> _EXERCISE PROMPT_
Write out the records beneath this line exactly as they appear, minus any images.

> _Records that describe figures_
_ _ _ _ _

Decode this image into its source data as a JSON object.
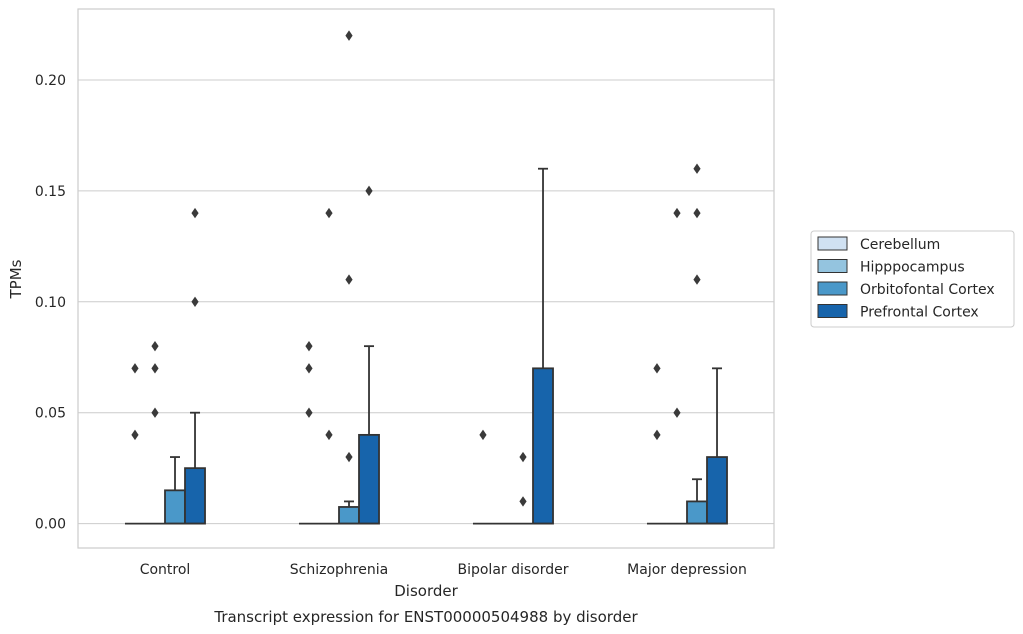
{
  "chart_data": {
    "type": "box",
    "title": "Transcript expression for ENST00000504988 by disorder",
    "xlabel": "Disorder",
    "ylabel": "TPMs",
    "ylim": [
      -0.011,
      0.232
    ],
    "yticks": [
      "0.00",
      "0.05",
      "0.10",
      "0.15",
      "0.20"
    ],
    "ytick_values": [
      0.0,
      0.05,
      0.1,
      0.15,
      0.2
    ],
    "grid": "horizontal",
    "legend_position": "right",
    "categories": [
      "Control",
      "Schizophrenia",
      "Bipolar disorder",
      "Major depression"
    ],
    "series": [
      {
        "name": "Cerebellum",
        "color": "#d0e1f2",
        "boxes": [
          {
            "q1": 0,
            "median": 0,
            "q3": 0,
            "whisker_low": 0,
            "whisker_high": 0,
            "outliers": [
              0.04,
              0.07
            ]
          },
          {
            "q1": 0,
            "median": 0,
            "q3": 0,
            "whisker_low": 0,
            "whisker_high": 0,
            "outliers": [
              0.05,
              0.07,
              0.08
            ]
          },
          {
            "q1": 0,
            "median": 0,
            "q3": 0,
            "whisker_low": 0,
            "whisker_high": 0,
            "outliers": [
              0.04
            ]
          },
          {
            "q1": 0,
            "median": 0,
            "q3": 0,
            "whisker_low": 0,
            "whisker_high": 0,
            "outliers": [
              0.04,
              0.07
            ]
          }
        ]
      },
      {
        "name": "Hipppocampus",
        "color": "#94c4df",
        "boxes": [
          {
            "q1": 0,
            "median": 0,
            "q3": 0,
            "whisker_low": 0,
            "whisker_high": 0,
            "outliers": [
              0.05,
              0.07,
              0.08
            ]
          },
          {
            "q1": 0,
            "median": 0,
            "q3": 0,
            "whisker_low": 0,
            "whisker_high": 0,
            "outliers": [
              0.04,
              0.14
            ]
          },
          {
            "q1": 0,
            "median": 0,
            "q3": 0,
            "whisker_low": 0,
            "whisker_high": 0,
            "outliers": []
          },
          {
            "q1": 0,
            "median": 0,
            "q3": 0,
            "whisker_low": 0,
            "whisker_high": 0,
            "outliers": [
              0.05,
              0.14
            ]
          }
        ]
      },
      {
        "name": "Orbitofontal Cortex",
        "color": "#4a98c9",
        "boxes": [
          {
            "q1": 0,
            "median": 0,
            "q3": 0.015,
            "whisker_low": 0,
            "whisker_high": 0.03,
            "outliers": []
          },
          {
            "q1": 0,
            "median": 0,
            "q3": 0.0075,
            "whisker_low": 0,
            "whisker_high": 0.01,
            "outliers": [
              0.03,
              0.11,
              0.22
            ]
          },
          {
            "q1": 0,
            "median": 0,
            "q3": 0,
            "whisker_low": 0,
            "whisker_high": 0,
            "outliers": [
              0.01,
              0.03
            ]
          },
          {
            "q1": 0,
            "median": 0,
            "q3": 0.01,
            "whisker_low": 0,
            "whisker_high": 0.02,
            "outliers": [
              0.11,
              0.14,
              0.16
            ]
          }
        ]
      },
      {
        "name": "Prefrontal Cortex",
        "color": "#1764ab",
        "boxes": [
          {
            "q1": 0,
            "median": 0,
            "q3": 0.025,
            "whisker_low": 0,
            "whisker_high": 0.05,
            "outliers": [
              0.1,
              0.14
            ]
          },
          {
            "q1": 0,
            "median": 0,
            "q3": 0.04,
            "whisker_low": 0,
            "whisker_high": 0.08,
            "outliers": [
              0.15
            ]
          },
          {
            "q1": 0,
            "median": 0,
            "q3": 0.07,
            "whisker_low": 0,
            "whisker_high": 0.16,
            "outliers": []
          },
          {
            "q1": 0,
            "median": 0,
            "q3": 0.03,
            "whisker_low": 0,
            "whisker_high": 0.07,
            "outliers": []
          }
        ]
      }
    ]
  }
}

_ _ _ _ _

> _ANSWER IN FULL_
Decode this image into its source data as a JSON object.
{
  "chart_data": {
    "type": "box",
    "title": "Transcript expression for ENST00000504988 by disorder",
    "xlabel": "Disorder",
    "ylabel": "TPMs",
    "ylim": [
      -0.011,
      0.232
    ],
    "yticks": [
      "0.00",
      "0.05",
      "0.10",
      "0.15",
      "0.20"
    ],
    "ytick_values": [
      0.0,
      0.05,
      0.1,
      0.15,
      0.2
    ],
    "grid": "horizontal",
    "legend_position": "right",
    "categories": [
      "Control",
      "Schizophrenia",
      "Bipolar disorder",
      "Major depression"
    ],
    "series": [
      {
        "name": "Cerebellum",
        "color": "#d0e1f2",
        "boxes": [
          {
            "q1": 0,
            "median": 0,
            "q3": 0,
            "whisker_low": 0,
            "whisker_high": 0,
            "outliers": [
              0.04,
              0.07
            ]
          },
          {
            "q1": 0,
            "median": 0,
            "q3": 0,
            "whisker_low": 0,
            "whisker_high": 0,
            "outliers": [
              0.05,
              0.07,
              0.08
            ]
          },
          {
            "q1": 0,
            "median": 0,
            "q3": 0,
            "whisker_low": 0,
            "whisker_high": 0,
            "outliers": [
              0.04
            ]
          },
          {
            "q1": 0,
            "median": 0,
            "q3": 0,
            "whisker_low": 0,
            "whisker_high": 0,
            "outliers": [
              0.04,
              0.07
            ]
          }
        ]
      },
      {
        "name": "Hipppocampus",
        "color": "#94c4df",
        "boxes": [
          {
            "q1": 0,
            "median": 0,
            "q3": 0,
            "whisker_low": 0,
            "whisker_high": 0,
            "outliers": [
              0.05,
              0.07,
              0.08
            ]
          },
          {
            "q1": 0,
            "median": 0,
            "q3": 0,
            "whisker_low": 0,
            "whisker_high": 0,
            "outliers": [
              0.04,
              0.14
            ]
          },
          {
            "q1": 0,
            "median": 0,
            "q3": 0,
            "whisker_low": 0,
            "whisker_high": 0,
            "outliers": []
          },
          {
            "q1": 0,
            "median": 0,
            "q3": 0,
            "whisker_low": 0,
            "whisker_high": 0,
            "outliers": [
              0.05,
              0.14
            ]
          }
        ]
      },
      {
        "name": "Orbitofontal Cortex",
        "color": "#4a98c9",
        "boxes": [
          {
            "q1": 0,
            "median": 0,
            "q3": 0.015,
            "whisker_low": 0,
            "whisker_high": 0.03,
            "outliers": []
          },
          {
            "q1": 0,
            "median": 0,
            "q3": 0.0075,
            "whisker_low": 0,
            "whisker_high": 0.01,
            "outliers": [
              0.03,
              0.11,
              0.22
            ]
          },
          {
            "q1": 0,
            "median": 0,
            "q3": 0,
            "whisker_low": 0,
            "whisker_high": 0,
            "outliers": [
              0.01,
              0.03
            ]
          },
          {
            "q1": 0,
            "median": 0,
            "q3": 0.01,
            "whisker_low": 0,
            "whisker_high": 0.02,
            "outliers": [
              0.11,
              0.14,
              0.16
            ]
          }
        ]
      },
      {
        "name": "Prefrontal Cortex",
        "color": "#1764ab",
        "boxes": [
          {
            "q1": 0,
            "median": 0,
            "q3": 0.025,
            "whisker_low": 0,
            "whisker_high": 0.05,
            "outliers": [
              0.1,
              0.14
            ]
          },
          {
            "q1": 0,
            "median": 0,
            "q3": 0.04,
            "whisker_low": 0,
            "whisker_high": 0.08,
            "outliers": [
              0.15
            ]
          },
          {
            "q1": 0,
            "median": 0,
            "q3": 0.07,
            "whisker_low": 0,
            "whisker_high": 0.16,
            "outliers": []
          },
          {
            "q1": 0,
            "median": 0,
            "q3": 0.03,
            "whisker_low": 0,
            "whisker_high": 0.07,
            "outliers": []
          }
        ]
      }
    ]
  }
}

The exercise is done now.